■ Goal ■
Pick out each line in these entries that contains the string "Mild".
▼▼▼
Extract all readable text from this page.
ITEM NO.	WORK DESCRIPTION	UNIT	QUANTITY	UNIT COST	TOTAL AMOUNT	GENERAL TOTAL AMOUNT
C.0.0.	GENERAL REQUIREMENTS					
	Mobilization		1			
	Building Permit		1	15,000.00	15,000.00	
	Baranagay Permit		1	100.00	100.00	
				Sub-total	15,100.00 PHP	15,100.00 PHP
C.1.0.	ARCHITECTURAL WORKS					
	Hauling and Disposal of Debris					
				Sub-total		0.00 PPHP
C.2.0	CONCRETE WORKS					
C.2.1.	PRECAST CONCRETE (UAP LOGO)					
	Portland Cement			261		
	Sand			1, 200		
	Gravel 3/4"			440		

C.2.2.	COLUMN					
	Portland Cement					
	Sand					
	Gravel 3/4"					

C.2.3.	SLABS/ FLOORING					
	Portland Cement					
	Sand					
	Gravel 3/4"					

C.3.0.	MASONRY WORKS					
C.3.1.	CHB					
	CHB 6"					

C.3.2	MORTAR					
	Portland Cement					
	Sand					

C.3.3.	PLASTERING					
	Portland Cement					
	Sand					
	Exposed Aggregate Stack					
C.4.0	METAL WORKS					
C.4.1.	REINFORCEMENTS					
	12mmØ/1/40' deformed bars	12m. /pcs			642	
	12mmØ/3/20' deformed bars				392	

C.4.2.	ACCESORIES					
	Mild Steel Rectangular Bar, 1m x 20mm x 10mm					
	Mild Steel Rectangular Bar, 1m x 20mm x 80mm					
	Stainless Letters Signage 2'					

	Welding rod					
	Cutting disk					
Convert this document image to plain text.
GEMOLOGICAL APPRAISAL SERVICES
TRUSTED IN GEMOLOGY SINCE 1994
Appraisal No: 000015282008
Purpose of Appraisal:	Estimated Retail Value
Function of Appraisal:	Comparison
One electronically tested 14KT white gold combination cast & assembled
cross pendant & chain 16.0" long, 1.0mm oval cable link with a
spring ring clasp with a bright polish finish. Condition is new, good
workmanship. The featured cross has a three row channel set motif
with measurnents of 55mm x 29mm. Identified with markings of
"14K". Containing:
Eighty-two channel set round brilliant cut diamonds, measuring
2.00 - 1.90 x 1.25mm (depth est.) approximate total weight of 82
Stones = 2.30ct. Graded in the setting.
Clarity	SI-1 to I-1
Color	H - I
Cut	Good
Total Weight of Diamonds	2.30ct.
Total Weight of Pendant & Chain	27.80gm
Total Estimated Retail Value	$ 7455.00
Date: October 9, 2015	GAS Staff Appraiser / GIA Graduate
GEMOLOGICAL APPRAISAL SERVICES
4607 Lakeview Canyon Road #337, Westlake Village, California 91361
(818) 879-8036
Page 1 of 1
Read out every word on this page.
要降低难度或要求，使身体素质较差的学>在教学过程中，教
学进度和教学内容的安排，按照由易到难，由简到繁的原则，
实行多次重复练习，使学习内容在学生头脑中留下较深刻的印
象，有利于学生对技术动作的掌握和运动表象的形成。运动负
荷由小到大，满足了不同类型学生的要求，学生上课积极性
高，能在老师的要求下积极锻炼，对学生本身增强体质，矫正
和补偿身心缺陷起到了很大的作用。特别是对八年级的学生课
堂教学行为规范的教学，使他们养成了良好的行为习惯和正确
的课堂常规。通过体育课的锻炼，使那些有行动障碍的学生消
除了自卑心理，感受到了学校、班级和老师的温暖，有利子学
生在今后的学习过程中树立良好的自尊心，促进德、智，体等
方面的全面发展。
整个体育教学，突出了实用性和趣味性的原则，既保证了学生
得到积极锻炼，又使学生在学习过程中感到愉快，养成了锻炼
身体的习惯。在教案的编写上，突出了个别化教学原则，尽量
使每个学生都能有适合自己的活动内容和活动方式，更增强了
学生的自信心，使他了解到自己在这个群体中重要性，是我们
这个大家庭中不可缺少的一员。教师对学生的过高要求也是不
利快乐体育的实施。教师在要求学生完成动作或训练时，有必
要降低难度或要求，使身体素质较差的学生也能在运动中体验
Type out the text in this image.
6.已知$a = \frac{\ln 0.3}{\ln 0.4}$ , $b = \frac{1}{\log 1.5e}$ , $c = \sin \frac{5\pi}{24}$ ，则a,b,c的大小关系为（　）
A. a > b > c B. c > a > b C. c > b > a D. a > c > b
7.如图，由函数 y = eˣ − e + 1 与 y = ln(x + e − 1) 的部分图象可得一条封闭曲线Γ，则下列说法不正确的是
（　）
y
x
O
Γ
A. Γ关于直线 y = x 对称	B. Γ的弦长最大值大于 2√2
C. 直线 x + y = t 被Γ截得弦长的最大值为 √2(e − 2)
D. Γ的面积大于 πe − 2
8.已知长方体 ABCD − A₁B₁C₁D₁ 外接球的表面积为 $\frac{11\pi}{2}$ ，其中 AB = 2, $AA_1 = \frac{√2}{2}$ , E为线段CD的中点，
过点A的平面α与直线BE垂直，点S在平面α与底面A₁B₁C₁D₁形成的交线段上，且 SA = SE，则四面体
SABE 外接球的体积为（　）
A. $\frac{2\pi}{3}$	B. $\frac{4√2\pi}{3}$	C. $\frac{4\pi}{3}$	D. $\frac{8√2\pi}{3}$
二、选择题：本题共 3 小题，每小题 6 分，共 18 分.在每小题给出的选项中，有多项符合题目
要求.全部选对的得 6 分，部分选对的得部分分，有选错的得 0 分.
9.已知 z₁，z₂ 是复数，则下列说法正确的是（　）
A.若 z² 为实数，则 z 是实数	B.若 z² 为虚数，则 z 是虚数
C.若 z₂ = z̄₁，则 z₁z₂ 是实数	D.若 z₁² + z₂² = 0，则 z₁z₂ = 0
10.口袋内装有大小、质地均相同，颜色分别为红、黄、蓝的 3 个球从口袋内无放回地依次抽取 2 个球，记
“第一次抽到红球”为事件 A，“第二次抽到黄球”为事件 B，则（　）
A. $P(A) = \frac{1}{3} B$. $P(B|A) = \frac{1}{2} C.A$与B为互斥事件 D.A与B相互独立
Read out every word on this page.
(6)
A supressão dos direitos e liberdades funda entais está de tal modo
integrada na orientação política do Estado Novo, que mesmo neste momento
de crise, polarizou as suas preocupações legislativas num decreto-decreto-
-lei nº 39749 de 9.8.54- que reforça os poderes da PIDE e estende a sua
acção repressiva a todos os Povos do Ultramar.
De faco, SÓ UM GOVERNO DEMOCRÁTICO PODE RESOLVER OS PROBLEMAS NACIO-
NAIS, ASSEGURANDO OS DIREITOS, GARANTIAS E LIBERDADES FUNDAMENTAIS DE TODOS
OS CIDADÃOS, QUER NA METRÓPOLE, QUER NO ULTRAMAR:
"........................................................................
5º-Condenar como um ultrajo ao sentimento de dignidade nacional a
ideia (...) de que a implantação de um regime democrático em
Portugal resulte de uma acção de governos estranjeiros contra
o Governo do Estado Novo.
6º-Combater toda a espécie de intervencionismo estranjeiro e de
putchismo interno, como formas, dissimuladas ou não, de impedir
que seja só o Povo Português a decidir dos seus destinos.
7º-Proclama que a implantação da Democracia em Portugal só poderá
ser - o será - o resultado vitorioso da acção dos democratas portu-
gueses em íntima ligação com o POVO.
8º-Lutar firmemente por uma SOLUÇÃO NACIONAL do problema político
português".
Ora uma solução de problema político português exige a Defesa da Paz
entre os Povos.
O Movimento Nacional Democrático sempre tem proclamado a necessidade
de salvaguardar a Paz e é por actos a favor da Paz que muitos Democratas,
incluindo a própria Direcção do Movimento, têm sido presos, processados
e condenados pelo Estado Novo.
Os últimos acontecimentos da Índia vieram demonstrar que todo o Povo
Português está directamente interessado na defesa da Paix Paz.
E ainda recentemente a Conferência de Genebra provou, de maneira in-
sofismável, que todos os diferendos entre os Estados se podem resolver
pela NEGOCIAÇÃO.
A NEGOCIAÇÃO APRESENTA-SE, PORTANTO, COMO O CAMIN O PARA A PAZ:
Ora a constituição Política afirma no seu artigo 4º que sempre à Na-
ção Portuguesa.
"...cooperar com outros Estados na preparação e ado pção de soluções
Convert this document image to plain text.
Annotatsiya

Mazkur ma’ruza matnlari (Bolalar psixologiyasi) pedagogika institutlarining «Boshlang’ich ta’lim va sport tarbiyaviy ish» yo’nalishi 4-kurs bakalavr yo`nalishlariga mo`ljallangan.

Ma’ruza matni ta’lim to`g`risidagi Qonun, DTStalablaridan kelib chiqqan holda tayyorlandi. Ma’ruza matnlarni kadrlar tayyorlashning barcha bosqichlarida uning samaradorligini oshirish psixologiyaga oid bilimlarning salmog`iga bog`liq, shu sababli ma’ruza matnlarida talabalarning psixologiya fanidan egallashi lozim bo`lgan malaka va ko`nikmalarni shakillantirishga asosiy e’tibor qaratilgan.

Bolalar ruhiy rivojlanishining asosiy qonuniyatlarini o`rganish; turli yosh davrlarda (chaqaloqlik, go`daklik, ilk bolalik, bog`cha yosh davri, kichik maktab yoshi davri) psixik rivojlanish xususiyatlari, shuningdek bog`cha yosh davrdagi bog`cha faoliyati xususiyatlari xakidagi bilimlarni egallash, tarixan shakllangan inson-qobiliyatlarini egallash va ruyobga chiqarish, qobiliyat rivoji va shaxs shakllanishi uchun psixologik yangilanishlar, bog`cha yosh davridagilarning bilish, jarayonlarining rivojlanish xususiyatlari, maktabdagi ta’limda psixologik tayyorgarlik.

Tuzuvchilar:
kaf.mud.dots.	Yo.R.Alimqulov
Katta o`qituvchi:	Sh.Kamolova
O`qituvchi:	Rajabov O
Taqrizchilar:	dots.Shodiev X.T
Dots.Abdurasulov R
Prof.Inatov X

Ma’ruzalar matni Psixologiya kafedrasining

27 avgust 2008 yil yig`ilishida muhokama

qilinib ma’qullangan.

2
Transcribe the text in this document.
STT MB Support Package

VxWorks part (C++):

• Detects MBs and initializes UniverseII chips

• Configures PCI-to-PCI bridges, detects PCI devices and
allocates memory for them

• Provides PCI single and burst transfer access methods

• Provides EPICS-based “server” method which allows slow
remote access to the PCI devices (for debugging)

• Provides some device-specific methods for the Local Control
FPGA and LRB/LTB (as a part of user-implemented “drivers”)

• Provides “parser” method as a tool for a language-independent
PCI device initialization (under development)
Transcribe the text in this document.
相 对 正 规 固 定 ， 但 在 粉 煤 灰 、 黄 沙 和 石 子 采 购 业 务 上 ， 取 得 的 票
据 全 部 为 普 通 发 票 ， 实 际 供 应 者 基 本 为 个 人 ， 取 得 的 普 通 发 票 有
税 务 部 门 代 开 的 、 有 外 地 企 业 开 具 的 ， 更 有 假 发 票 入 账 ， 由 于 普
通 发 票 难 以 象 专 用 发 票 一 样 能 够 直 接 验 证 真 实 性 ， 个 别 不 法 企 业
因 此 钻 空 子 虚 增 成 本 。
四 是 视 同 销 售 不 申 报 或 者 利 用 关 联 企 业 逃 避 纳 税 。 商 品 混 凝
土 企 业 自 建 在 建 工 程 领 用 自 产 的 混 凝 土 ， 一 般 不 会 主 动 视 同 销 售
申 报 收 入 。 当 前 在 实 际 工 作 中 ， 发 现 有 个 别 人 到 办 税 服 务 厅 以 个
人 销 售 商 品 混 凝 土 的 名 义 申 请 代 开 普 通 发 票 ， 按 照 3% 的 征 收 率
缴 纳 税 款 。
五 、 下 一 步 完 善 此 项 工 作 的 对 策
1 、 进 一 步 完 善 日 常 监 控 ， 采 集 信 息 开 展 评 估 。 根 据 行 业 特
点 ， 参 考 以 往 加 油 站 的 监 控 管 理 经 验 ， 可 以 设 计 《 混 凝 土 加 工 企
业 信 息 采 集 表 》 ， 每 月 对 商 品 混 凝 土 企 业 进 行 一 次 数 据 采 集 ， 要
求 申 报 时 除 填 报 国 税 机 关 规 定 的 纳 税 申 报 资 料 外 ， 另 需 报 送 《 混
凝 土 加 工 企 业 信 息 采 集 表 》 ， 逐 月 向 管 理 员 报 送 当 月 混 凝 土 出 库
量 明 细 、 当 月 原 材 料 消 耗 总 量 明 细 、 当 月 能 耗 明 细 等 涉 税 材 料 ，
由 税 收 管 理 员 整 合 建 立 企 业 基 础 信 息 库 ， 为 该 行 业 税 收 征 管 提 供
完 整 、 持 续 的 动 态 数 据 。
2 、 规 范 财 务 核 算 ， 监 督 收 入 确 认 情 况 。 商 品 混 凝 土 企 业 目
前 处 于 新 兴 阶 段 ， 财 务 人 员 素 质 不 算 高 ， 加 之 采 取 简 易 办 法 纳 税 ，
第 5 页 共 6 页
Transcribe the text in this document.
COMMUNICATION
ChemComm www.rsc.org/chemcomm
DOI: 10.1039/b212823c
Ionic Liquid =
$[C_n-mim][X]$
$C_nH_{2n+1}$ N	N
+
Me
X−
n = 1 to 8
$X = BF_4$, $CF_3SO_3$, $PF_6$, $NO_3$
▲▲▲
■ The reply ■
	Mild Steel Rectangular Bar, 1m x 20mm x 10mm					
	Mild Steel Rectangular Bar, 1m x 20mm x 80mm					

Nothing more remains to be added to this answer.